■ **OBJECTIVE**
Could you repeat the lines from the one holding "document-title-text: Civil Law" through the one holding "1394, 1060, 1455)", inclusive, substituting "paragraph-body" for every "paragraph-text" and keeping all else the same?

■ **THE DATA**
START
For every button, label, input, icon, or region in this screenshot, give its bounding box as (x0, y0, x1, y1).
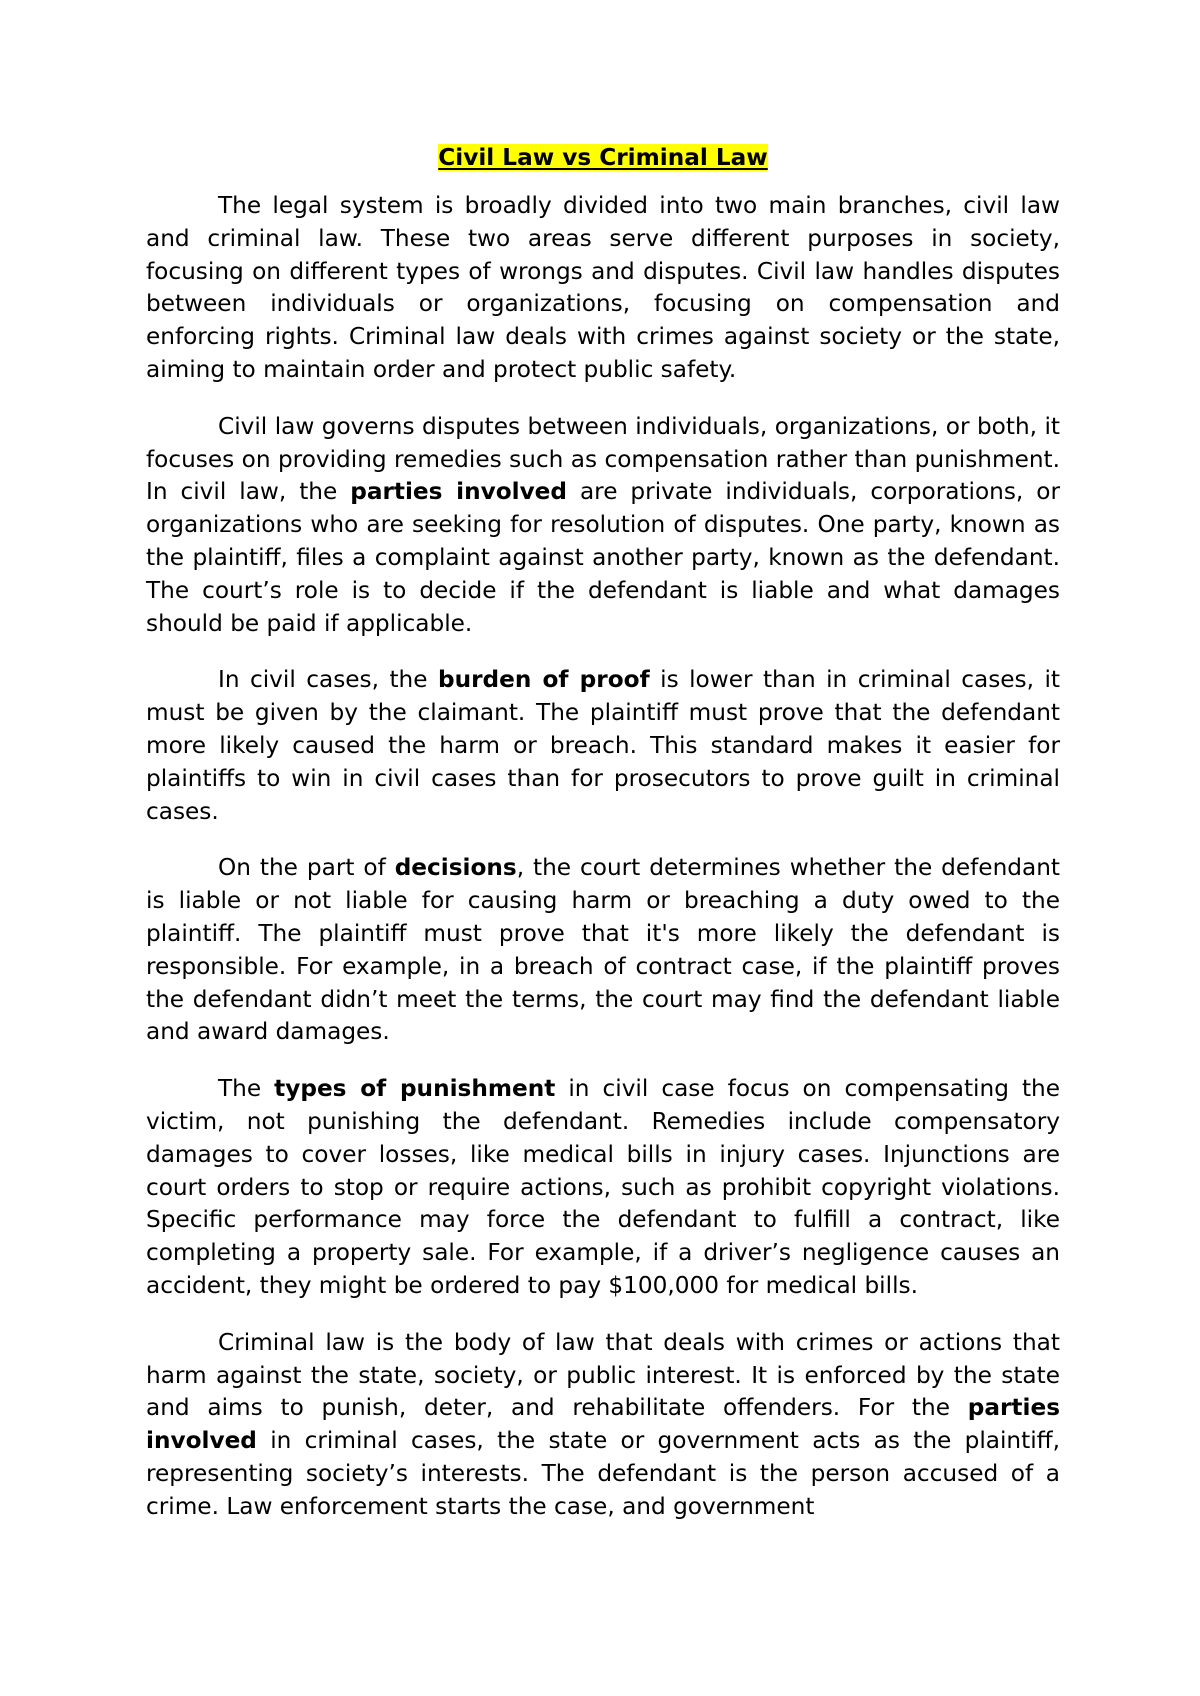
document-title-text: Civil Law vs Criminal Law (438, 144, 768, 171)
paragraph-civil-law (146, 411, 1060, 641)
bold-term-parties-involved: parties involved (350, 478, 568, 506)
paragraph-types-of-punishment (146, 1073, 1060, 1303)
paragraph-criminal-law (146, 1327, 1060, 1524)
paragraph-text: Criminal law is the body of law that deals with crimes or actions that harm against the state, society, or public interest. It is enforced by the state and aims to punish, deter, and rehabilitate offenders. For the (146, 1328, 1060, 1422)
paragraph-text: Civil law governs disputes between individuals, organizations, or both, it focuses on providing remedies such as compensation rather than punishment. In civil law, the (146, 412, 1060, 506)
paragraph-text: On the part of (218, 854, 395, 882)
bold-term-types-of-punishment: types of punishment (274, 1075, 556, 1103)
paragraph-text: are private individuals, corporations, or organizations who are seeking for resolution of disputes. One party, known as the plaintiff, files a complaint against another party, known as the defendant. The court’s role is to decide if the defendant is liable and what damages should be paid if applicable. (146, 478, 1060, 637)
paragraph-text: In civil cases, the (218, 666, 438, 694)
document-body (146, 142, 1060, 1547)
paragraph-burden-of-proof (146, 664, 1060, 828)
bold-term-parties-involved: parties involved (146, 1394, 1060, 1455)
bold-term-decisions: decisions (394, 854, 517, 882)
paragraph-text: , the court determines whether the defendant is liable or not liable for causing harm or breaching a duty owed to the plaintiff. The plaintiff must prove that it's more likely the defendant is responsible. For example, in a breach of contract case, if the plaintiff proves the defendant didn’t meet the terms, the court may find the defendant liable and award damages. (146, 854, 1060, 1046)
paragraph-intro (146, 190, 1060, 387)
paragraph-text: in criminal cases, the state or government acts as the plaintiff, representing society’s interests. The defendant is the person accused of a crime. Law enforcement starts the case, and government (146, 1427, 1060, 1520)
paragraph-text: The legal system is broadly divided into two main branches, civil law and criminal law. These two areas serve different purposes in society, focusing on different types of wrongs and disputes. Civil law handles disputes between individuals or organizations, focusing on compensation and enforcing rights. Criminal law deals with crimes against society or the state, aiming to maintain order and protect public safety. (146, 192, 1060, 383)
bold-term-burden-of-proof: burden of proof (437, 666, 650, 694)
END
■ **WRITTEN ANSWER**
document-title-text: Civil Law vs Criminal Law (438, 144, 768, 171)
paragraph-civil-law (146, 411, 1060, 641)
bold-term-parties-involved: parties involved (350, 478, 568, 506)
paragraph-types-of-punishment (146, 1073, 1060, 1303)
paragraph-criminal-law (146, 1327, 1060, 1524)
paragraph-body: Criminal law is the body of law that deals with crimes or actions that harm against the state, society, or public interest. It is enforced by the state and aims to punish, deter, and rehabilitate offenders. For the (146, 1328, 1060, 1422)
paragraph-body: Civil law governs disputes between individuals, organizations, or both, it focuses on providing remedies such as compensation rather than punishment. In civil law, the (146, 412, 1060, 506)
paragraph-body: On the part of (218, 854, 395, 882)
bold-term-types-of-punishment: types of punishment (274, 1075, 556, 1103)
paragraph-body: are private individuals, corporations, or organizations who are seeking for resolution of disputes. One party, known as the plaintiff, files a complaint against another party, known as the defendant. The court’s role is to decide if the defendant is liable and what damages should be paid if applicable. (146, 478, 1060, 637)
paragraph-body: In civil cases, the (218, 666, 438, 694)
document-body (146, 142, 1060, 1547)
paragraph-burden-of-proof (146, 664, 1060, 828)
bold-term-parties-involved: parties involved (146, 1394, 1060, 1455)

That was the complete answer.